▸ Goal of the exercise
Copy out the lines that have "Fetch" in them.

*** Exercise material ***

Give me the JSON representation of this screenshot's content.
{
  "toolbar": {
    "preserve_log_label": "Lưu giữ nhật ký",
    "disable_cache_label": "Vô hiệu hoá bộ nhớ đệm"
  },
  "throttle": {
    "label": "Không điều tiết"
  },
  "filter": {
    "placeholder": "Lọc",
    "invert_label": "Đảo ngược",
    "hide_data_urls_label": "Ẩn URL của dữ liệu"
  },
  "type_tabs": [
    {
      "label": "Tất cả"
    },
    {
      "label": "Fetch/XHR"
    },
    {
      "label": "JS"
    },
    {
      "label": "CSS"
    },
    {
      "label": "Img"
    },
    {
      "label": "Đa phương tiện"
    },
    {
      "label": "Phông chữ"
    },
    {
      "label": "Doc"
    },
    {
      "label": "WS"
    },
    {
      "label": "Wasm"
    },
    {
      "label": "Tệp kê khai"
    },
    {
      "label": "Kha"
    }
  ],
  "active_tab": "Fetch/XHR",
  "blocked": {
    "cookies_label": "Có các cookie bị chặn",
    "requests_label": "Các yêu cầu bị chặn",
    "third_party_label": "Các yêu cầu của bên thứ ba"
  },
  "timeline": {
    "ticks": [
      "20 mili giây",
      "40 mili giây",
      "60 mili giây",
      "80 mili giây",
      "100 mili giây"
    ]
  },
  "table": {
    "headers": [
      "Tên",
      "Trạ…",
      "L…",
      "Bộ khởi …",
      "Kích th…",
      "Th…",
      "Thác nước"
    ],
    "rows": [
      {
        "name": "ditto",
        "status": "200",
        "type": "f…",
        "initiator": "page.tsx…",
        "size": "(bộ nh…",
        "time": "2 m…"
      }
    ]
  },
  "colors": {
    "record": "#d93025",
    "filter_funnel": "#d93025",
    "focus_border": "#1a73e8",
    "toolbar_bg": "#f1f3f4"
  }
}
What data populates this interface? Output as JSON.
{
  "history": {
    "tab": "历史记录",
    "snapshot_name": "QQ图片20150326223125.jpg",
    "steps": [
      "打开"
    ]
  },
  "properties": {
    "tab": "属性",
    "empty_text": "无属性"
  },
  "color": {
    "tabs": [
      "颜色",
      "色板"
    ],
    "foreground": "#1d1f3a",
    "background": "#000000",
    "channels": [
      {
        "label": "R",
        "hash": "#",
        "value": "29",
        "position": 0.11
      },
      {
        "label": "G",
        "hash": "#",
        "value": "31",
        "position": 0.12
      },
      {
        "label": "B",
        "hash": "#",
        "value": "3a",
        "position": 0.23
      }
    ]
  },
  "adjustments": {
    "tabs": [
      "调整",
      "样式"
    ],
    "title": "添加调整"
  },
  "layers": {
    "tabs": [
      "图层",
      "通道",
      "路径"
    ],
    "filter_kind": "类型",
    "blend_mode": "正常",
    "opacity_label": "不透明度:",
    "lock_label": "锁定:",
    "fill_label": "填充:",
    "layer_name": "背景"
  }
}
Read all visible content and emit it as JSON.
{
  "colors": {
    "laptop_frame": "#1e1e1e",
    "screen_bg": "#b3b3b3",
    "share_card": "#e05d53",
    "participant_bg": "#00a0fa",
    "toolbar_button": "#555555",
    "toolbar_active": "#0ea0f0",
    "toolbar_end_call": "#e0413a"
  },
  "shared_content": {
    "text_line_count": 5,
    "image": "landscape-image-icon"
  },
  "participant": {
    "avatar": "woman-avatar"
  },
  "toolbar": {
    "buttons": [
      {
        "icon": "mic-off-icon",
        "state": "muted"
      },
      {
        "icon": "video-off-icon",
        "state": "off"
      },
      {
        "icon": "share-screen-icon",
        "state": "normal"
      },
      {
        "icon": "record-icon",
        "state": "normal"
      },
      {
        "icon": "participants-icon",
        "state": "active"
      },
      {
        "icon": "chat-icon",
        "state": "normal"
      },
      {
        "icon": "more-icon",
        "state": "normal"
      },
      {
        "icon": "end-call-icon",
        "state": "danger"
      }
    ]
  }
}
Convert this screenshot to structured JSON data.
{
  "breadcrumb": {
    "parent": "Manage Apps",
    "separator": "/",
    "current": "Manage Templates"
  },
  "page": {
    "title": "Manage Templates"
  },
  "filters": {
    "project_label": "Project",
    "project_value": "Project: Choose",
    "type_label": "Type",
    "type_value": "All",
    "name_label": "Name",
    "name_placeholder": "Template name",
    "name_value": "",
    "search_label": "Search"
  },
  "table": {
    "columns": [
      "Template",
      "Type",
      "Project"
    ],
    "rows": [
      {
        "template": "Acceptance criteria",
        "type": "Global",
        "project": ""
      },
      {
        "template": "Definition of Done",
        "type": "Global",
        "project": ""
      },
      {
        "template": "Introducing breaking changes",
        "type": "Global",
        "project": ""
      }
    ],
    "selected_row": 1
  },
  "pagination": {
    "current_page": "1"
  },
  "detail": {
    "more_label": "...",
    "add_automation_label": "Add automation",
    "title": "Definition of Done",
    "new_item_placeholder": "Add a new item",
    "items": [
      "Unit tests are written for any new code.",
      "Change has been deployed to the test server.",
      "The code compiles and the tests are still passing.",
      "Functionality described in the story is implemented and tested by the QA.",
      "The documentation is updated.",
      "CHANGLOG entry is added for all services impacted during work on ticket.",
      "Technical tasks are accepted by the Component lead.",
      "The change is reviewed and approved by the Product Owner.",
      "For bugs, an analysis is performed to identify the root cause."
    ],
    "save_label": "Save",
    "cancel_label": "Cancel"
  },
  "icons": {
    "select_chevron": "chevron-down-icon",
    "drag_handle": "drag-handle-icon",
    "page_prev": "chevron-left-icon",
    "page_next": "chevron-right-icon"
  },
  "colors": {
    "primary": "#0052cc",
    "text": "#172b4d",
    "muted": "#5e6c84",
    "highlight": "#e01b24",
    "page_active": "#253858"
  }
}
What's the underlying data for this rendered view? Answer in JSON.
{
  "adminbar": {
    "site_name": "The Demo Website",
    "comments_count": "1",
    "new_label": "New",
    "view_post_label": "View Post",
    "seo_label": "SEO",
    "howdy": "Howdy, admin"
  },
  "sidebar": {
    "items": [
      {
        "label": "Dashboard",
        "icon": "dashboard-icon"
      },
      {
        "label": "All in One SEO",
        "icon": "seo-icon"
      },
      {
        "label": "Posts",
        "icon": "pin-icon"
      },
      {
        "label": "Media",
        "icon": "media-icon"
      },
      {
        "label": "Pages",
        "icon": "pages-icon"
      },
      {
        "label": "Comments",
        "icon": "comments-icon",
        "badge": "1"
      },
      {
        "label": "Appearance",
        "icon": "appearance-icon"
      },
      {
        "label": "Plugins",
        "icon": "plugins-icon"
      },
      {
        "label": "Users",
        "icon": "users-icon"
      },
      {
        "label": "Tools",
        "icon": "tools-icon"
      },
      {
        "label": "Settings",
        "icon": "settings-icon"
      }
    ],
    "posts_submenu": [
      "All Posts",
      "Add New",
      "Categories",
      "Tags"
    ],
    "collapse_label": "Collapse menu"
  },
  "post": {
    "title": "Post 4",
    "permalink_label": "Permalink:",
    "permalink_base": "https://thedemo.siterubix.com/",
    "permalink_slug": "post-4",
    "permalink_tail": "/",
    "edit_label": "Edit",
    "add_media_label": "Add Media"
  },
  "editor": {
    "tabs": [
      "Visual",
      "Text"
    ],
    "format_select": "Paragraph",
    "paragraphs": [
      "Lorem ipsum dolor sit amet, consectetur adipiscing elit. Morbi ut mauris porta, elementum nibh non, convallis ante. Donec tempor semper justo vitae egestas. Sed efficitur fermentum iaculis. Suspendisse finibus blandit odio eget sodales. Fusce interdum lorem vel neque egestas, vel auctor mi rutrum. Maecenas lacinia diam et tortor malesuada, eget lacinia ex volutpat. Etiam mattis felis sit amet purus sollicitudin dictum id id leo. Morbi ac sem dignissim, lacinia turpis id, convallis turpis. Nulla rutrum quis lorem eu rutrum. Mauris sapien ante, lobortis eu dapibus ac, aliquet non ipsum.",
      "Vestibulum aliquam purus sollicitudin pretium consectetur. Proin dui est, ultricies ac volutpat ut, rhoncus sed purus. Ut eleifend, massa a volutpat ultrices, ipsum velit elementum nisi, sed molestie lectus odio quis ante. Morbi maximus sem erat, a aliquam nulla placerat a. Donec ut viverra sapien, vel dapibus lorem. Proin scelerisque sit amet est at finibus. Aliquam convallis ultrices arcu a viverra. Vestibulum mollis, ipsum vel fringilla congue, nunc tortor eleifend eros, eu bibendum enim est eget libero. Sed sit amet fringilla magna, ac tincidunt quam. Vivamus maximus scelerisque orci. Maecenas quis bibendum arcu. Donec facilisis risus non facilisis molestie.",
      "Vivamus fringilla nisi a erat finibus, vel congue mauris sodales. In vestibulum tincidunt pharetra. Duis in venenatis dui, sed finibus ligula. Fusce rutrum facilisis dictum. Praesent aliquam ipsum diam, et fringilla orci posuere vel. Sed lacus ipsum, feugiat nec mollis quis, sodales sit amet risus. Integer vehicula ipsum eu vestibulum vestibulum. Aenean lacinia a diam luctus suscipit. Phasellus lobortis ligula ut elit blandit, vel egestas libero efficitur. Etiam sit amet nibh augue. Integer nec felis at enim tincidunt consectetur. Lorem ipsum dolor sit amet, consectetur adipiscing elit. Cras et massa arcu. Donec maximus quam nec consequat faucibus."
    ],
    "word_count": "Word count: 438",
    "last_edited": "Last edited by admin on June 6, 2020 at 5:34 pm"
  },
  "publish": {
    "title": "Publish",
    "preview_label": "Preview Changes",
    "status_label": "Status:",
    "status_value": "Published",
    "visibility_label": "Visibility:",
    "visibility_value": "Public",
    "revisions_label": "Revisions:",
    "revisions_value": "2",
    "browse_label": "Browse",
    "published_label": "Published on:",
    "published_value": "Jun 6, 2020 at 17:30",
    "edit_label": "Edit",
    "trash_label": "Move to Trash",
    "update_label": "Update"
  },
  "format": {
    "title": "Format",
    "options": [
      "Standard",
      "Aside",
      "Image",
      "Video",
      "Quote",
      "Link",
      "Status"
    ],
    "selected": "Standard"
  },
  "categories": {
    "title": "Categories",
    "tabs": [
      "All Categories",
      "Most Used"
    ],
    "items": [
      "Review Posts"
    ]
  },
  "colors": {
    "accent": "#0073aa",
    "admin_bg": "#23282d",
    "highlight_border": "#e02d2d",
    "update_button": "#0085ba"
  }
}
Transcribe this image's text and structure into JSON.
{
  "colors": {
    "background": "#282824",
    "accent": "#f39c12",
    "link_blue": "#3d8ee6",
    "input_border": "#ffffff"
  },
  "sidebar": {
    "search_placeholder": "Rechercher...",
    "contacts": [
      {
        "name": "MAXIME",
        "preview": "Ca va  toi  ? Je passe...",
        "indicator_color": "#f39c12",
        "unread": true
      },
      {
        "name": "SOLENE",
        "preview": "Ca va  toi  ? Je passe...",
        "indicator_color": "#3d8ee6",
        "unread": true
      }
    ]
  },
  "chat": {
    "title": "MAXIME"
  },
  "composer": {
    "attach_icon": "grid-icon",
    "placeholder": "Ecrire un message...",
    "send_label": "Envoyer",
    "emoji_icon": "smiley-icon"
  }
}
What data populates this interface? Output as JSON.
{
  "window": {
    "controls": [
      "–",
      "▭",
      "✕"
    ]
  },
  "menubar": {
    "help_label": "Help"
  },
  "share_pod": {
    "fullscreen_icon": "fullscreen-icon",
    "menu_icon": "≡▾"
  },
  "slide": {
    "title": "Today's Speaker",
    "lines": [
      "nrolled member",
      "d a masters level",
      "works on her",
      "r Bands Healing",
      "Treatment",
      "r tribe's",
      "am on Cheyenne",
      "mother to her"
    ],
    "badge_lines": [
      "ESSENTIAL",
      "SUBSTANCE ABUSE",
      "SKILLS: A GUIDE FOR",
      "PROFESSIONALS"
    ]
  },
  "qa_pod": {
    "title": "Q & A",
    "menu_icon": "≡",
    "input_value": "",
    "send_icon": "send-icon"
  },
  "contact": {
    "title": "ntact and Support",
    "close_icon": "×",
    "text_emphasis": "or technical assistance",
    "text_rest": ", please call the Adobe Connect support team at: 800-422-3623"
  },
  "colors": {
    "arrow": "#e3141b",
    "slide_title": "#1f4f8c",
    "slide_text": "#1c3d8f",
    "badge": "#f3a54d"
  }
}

***

▸ Completed exercise
      "label": "Fetch/XHR"
  "active_tab": "Fetch/XHR",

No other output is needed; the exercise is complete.